The data below should be restated word for word, with every picture omitted.

---- Provided data

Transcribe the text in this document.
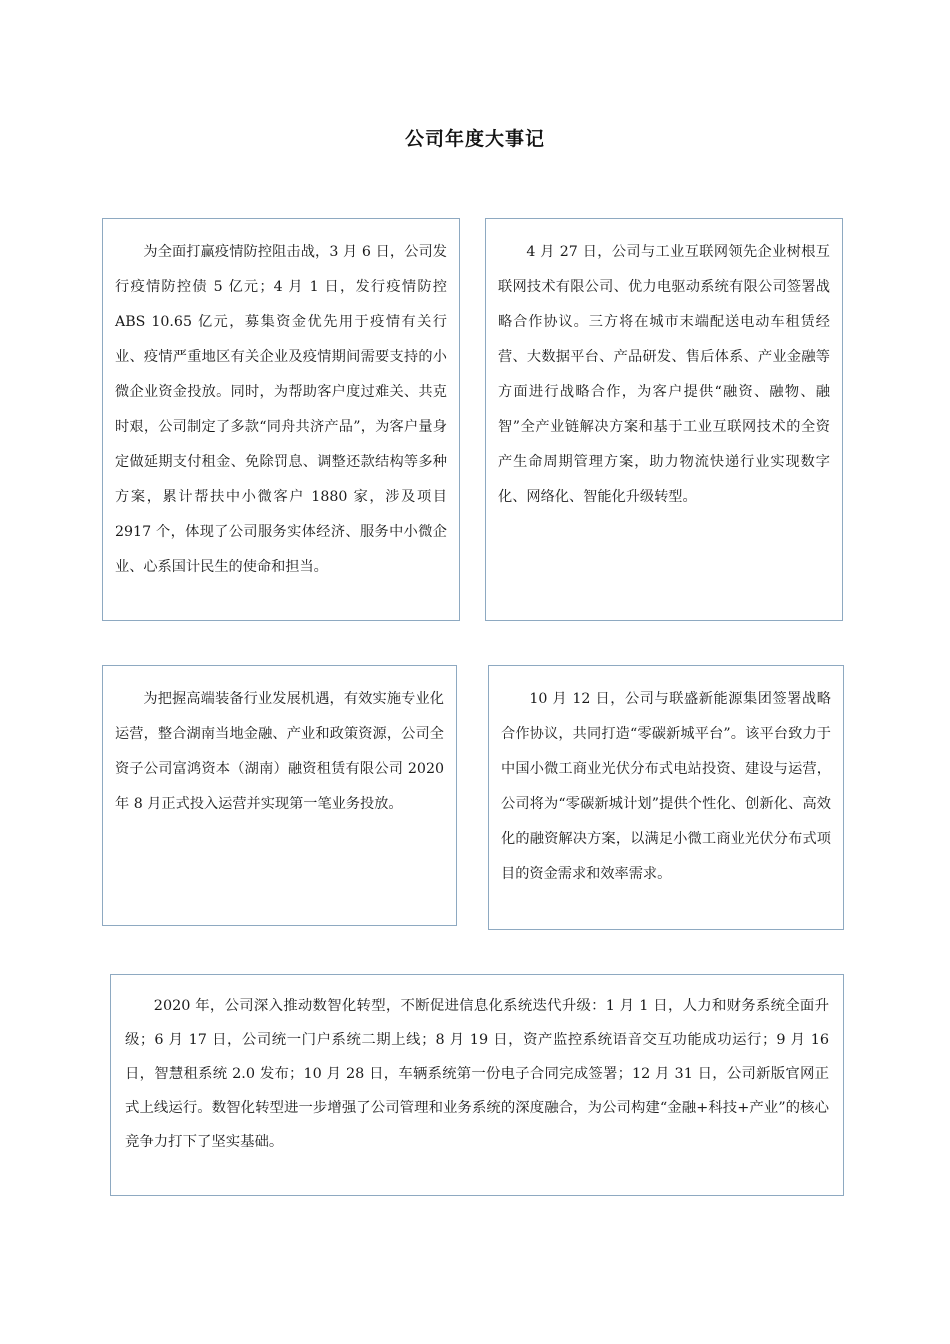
公司年度大事记
为全面打赢疫情防控阻击战，3 月 6 日，公司发行疫情防控债 5 亿元；4 月 1 日，发行疫情防控 ABS 10.65 亿元，募集资金优先用于疫情有关行业、疫情严重地区有关企业及疫情期间需要支持的小微企业资金投放。同时，为帮助客户度过难关、共克时艰，公司制定了多款“同舟共济产品”，为客户量身定做延期支付租金、免除罚息、调整还款结构等多种方案，累计帮扶中小微客户 1880 家，涉及项目 2917 个，体现了公司服务实体经济、服务中小微企业、心系国计民生的使命和担当。
4 月 27 日，公司与工业互联网领先企业树根互联网技术有限公司、优力电驱动系统有限公司签署战略合作协议。三方将在城市末端配送电动车租赁经营、大数据平台、产品研发、售后体系、产业金融等方面进行战略合作，为客户提供“融资、融物、融智”全产业链解决方案和基于工业互联网技术的全资产生命周期管理方案，助力物流快递行业实现数字化、网络化、智能化升级转型。
为把握高端装备行业发展机遇，有效实施专业化运营，整合湖南当地金融、产业和政策资源，公司全资子公司富鸿资本（湖南）融资租赁有限公司 2020 年 8 月正式投入运营并实现第一笔业务投放。
10 月 12 日，公司与联盛新能源集团签署战略合作协议，共同打造“零碳新城平台”。该平台致力于中国小微工商业光伏分布式电站投资、建设与运营，公司将为“零碳新城计划”提供个性化、创新化、高效化的融资解决方案，以满足小微工商业光伏分布式项目的资金需求和效率需求。
2020 年，公司深入推动数智化转型，不断促进信息化系统迭代升级：1 月 1 日，人力和财务系统全面升级；6 月 17 日，公司统一门户系统二期上线；8 月 19 日，资产监控系统语音交互功能成功运行；9 月 16 日，智慧租系统 2.0 发布；10 月 28 日，车辆系统第一份电子合同完成签署；12 月 31 日，公司新版官网正式上线运行。数智化转型进一步增强了公司管理和业务系统的深度融合，为公司构建“金融+科技+产业”的核心竞争力打下了坚实基础。
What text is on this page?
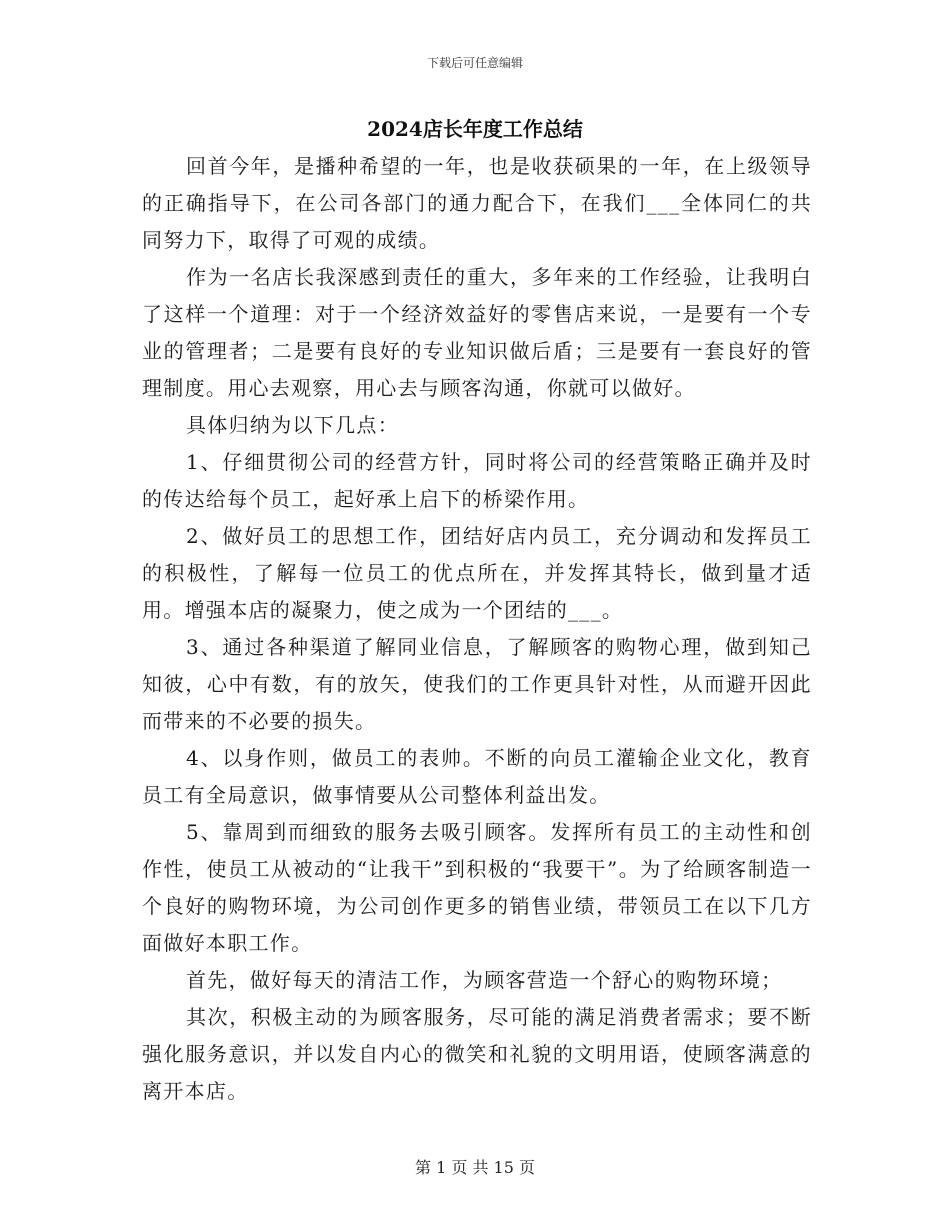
下载后可任意编辑
2024店长年度工作总结

回首今年，是播种希望的一年，也是收获硕果的一年，在上级领导的正确指导下，在公司各部门的通力配合下，在我们___全体同仁的共同努力下，取得了可观的成绩。

作为一名店长我深感到责任的重大，多年来的工作经验，让我明白了这样一个道理：对于一个经济效益好的零售店来说，一是要有一个专业的管理者；二是要有良好的专业知识做后盾；三是要有一套良好的管理制度。用心去观察，用心去与顾客沟通，你就可以做好。

具体归纳为以下几点：

1、仔细贯彻公司的经营方针，同时将公司的经营策略正确并及时的传达给每个员工，起好承上启下的桥梁作用。

2、做好员工的思想工作，团结好店内员工，充分调动和发挥员工的积极性，了解每一位员工的优点所在，并发挥其特长，做到量才适用。增强本店的凝聚力，使之成为一个团结的___。

3、通过各种渠道了解同业信息，了解顾客的购物心理，做到知己知彼，心中有数，有的放矢，使我们的工作更具针对性，从而避开因此而带来的不必要的损失。

4、以身作则，做员工的表帅。不断的向员工灌输企业文化，教育员工有全局意识，做事情要从公司整体利益出发。

5、靠周到而细致的服务去吸引顾客。发挥所有员工的主动性和创作性，使员工从被动的“让我干”到积极的“我要干”。为了给顾客制造一个良好的购物环境，为公司创作更多的销售业绩，带领员工在以下几方面做好本职工作。

首先，做好每天的清洁工作，为顾客营造一个舒心的购物环境；

其次，积极主动的为顾客服务，尽可能的满足消费者需求；要不断强化服务意识，并以发自内心的微笑和礼貌的文明用语，使顾客满意的离开本店。

第 1 页 共 15 页
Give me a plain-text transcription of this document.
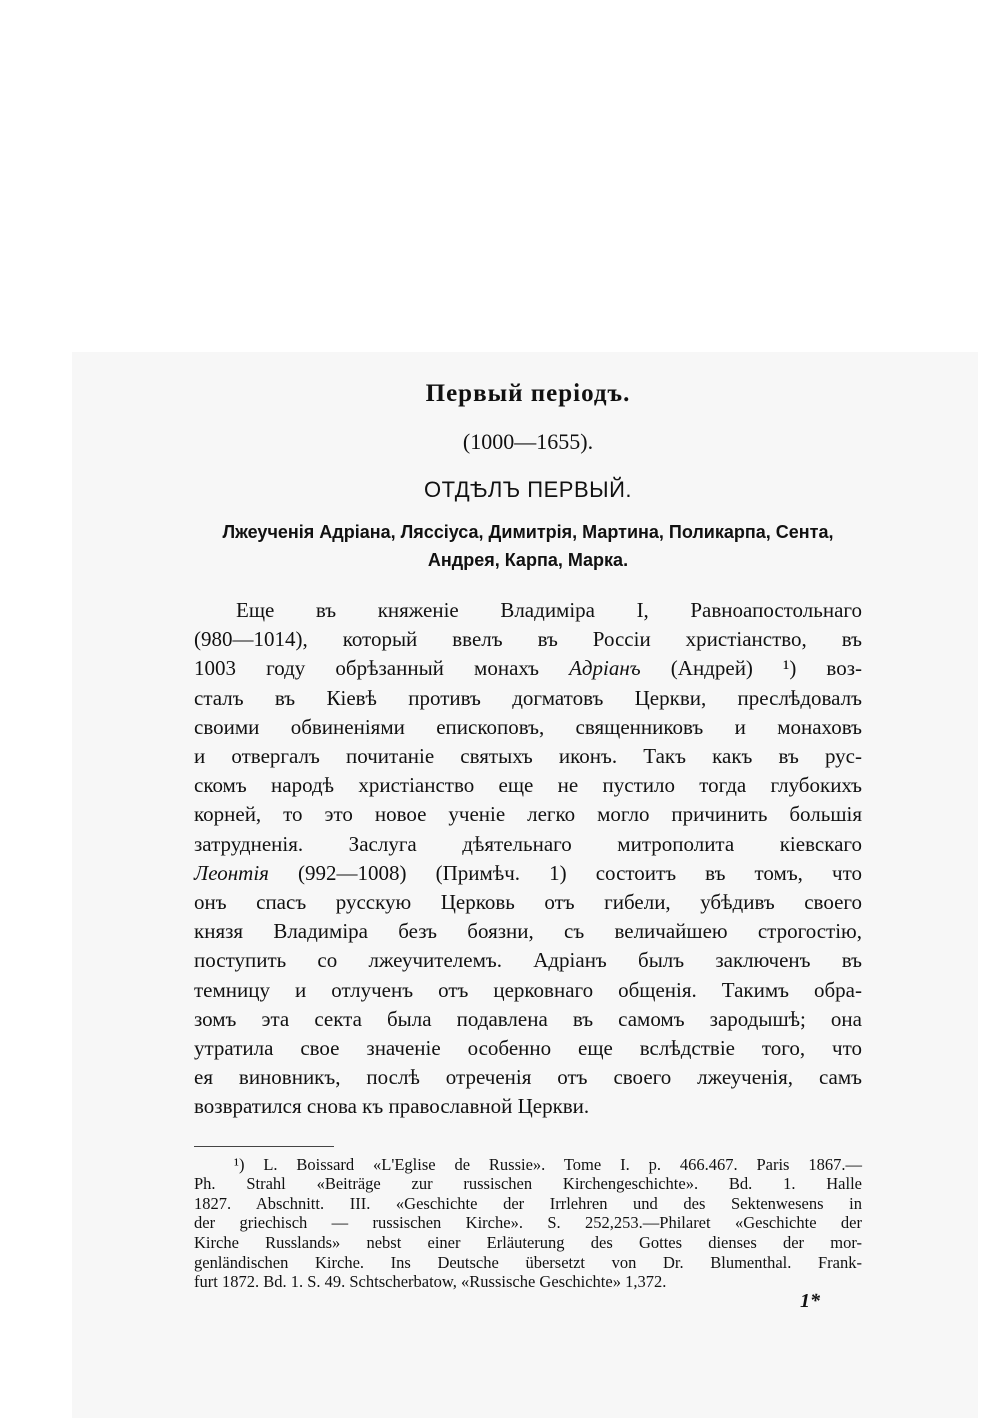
Первый періодъ.
(1000—1655).
ОТДѢЛЪ ПЕРВЫЙ.
Лжеученія Адріана, Ляссіуса, Димитрія, Мартина, Поликарпа, Сента,
Андрея, Карпа, Марка.
Еще въ княженіе Владиміра I, Равноапостольнаго
(980—1014), который ввелъ въ Россіи христіанство, въ
1003 году обрѣзанный монахъ Адріанъ (Андрей) ¹) воз-
сталъ въ Кіевѣ противъ догматовъ Церкви, преслѣдовалъ
своими обвиненіями епископовъ, священниковъ и монаховъ
и отвергалъ почитаніе святыхъ иконъ. Такъ какъ въ рус-
скомъ народѣ христіанство еще не пустило тогда глубокихъ
корней, то это новое ученіе легко могло причинить большія
затрудненія. Заслуга дѣятельнаго митрополита кіевскаго
Леонтія (992—1008) (Примѣч. 1) состоитъ въ томъ, что
онъ спасъ русскую Церковь отъ гибели, убѣдивъ своего
князя Владиміра безъ боязни, съ величайшею строгостію,
поступить со лжеучителемъ. Адріанъ былъ заключенъ въ
темницу и отлученъ отъ церковнаго общенія. Такимъ обра-
зомъ эта секта была подавлена въ самомъ зародышѣ; она
утратила свое значеніе особенно еще вслѣдствіе того, что
ея виновникъ, послѣ отреченія отъ своего лжеученія, самъ
возвратился снова къ православной Церкви.
¹) L. Boissard «L'Eglise de Russie». Tome I. p. 466.467. Paris 1867.—
Ph. Strahl «Beiträge zur russischen Kirchengeschichte». Bd. 1. Halle
1827. Abschnitt. III. «Geschichte der Irrlehren und des Sektenwesens in
der griechisch — russischen Kirche». S. 252,253.—Philaret «Geschichte der
Kirche Russlands» nebst einer Erläuterung des Gottes dienses der mor-
genländischen Kirche. Ins Deutsche übersetzt von Dr. Blumenthal. Frank-
furt 1872. Bd. 1. S. 49. Schtscherbatow, «Russische Geschichte» 1,372.
1*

--------

▶ Answer to this problem
Transcribe the text in this document.
公司年度大事记
为全面打赢疫情防控阻击战，3 月 6 日，公司发行疫情防控债 5 亿元；4 月 1 日，发行疫情防控 ABS 10.65 亿元，募集资金优先用于疫情有关行业、疫情严重地区有关企业及疫情期间需要支持的小微企业资金投放。同时，为帮助客户度过难关、共克时艰，公司制定了多款“同舟共济产品”，为客户量身定做延期支付租金、免除罚息、调整还款结构等多种方案，累计帮扶中小微客户 1880 家，涉及项目 2917 个，体现了公司服务实体经济、服务中小微企业、心系国计民生的使命和担当。
4 月 27 日，公司与工业互联网领先企业树根互联网技术有限公司、优力电驱动系统有限公司签署战略合作协议。三方将在城市末端配送电动车租赁经营、大数据平台、产品研发、售后体系、产业金融等方面进行战略合作，为客户提供“融资、融物、融智”全产业链解决方案和基于工业互联网技术的全资产生命周期管理方案，助力物流快递行业实现数字化、网络化、智能化升级转型。
为把握高端装备行业发展机遇，有效实施专业化运营，整合湖南当地金融、产业和政策资源，公司全资子公司富鸿资本（湖南）融资租赁有限公司 2020 年 8 月正式投入运营并实现第一笔业务投放。
10 月 12 日，公司与联盛新能源集团签署战略合作协议，共同打造“零碳新城平台”。该平台致力于中国小微工商业光伏分布式电站投资、建设与运营，公司将为“零碳新城计划”提供个性化、创新化、高效化的融资解决方案，以满足小微工商业光伏分布式项目的资金需求和效率需求。
2020 年，公司深入推动数智化转型，不断促进信息化系统迭代升级：1 月 1 日，人力和财务系统全面升级；6 月 17 日，公司统一门户系统二期上线；8 月 19 日，资产监控系统语音交互功能成功运行；9 月 16 日，智慧租系统 2.0 发布；10 月 28 日，车辆系统第一份电子合同完成签署；12 月 31 日，公司新版官网正式上线运行。数智化转型进一步增强了公司管理和业务系统的深度融合，为公司构建“金融+科技+产业”的核心竞争力打下了坚实基础。
What text is on this page?
下载后可任意编辑
2024店长年度工作总结

回首今年，是播种希望的一年，也是收获硕果的一年，在上级领导的正确指导下，在公司各部门的通力配合下，在我们___全体同仁的共同努力下，取得了可观的成绩。

作为一名店长我深感到责任的重大，多年来的工作经验，让我明白了这样一个道理：对于一个经济效益好的零售店来说，一是要有一个专业的管理者；二是要有良好的专业知识做后盾；三是要有一套良好的管理制度。用心去观察，用心去与顾客沟通，你就可以做好。

具体归纳为以下几点：

1、仔细贯彻公司的经营方针，同时将公司的经营策略正确并及时的传达给每个员工，起好承上启下的桥梁作用。

2、做好员工的思想工作，团结好店内员工，充分调动和发挥员工的积极性，了解每一位员工的优点所在，并发挥其特长，做到量才适用。增强本店的凝聚力，使之成为一个团结的___。

3、通过各种渠道了解同业信息，了解顾客的购物心理，做到知己知彼，心中有数，有的放矢，使我们的工作更具针对性，从而避开因此而带来的不必要的损失。

4、以身作则，做员工的表帅。不断的向员工灌输企业文化，教育员工有全局意识，做事情要从公司整体利益出发。

5、靠周到而细致的服务去吸引顾客。发挥所有员工的主动性和创作性，使员工从被动的“让我干”到积极的“我要干”。为了给顾客制造一个良好的购物环境，为公司创作更多的销售业绩，带领员工在以下几方面做好本职工作。

首先，做好每天的清洁工作，为顾客营造一个舒心的购物环境；

其次，积极主动的为顾客服务，尽可能的满足消费者需求；要不断强化服务意识，并以发自内心的微笑和礼貌的文明用语，使顾客满意的离开本店。

第 1 页 共 15 页
Give me a plain-text transcription of this document.
Первый періодъ.
(1000—1655).
ОТДѢЛЪ ПЕРВЫЙ.
Лжеученія Адріана, Ляссіуса, Димитрія, Мартина, Поликарпа, Сента,
Андрея, Карпа, Марка.
Еще въ княженіе Владиміра I, Равноапостольнаго
(980—1014), который ввелъ въ Россіи христіанство, въ
1003 году обрѣзанный монахъ Адріанъ (Андрей) ¹) воз-
сталъ въ Кіевѣ противъ догматовъ Церкви, преслѣдовалъ
своими обвиненіями епископовъ, священниковъ и монаховъ
и отвергалъ почитаніе святыхъ иконъ. Такъ какъ въ рус-
скомъ народѣ христіанство еще не пустило тогда глубокихъ
корней, то это новое ученіе легко могло причинить большія
затрудненія. Заслуга дѣятельнаго митрополита кіевскаго
Леонтія (992—1008) (Примѣч. 1) состоитъ въ томъ, что
онъ спасъ русскую Церковь отъ гибели, убѣдивъ своего
князя Владиміра безъ боязни, съ величайшею строгостію,
поступить со лжеучителемъ. Адріанъ былъ заключенъ въ
темницу и отлученъ отъ церковнаго общенія. Такимъ обра-
зомъ эта секта была подавлена въ самомъ зародышѣ; она
утратила свое значеніе особенно еще вслѣдствіе того, что
ея виновникъ, послѣ отреченія отъ своего лжеученія, самъ
возвратился снова къ православной Церкви.
¹) L. Boissard «L'Eglise de Russie». Tome I. p. 466.467. Paris 1867.—
Ph. Strahl «Beiträge zur russischen Kirchengeschichte». Bd. 1. Halle
1827. Abschnitt. III. «Geschichte der Irrlehren und des Sektenwesens in
der griechisch — russischen Kirche». S. 252,253.—Philaret «Geschichte der
Kirche Russlands» nebst einer Erläuterung des Gottes dienses der mor-
genländischen Kirche. Ins Deutsche übersetzt von Dr. Blumenthal. Frank-
furt 1872. Bd. 1. S. 49. Schtscherbatow, «Russische Geschichte» 1,372.
1*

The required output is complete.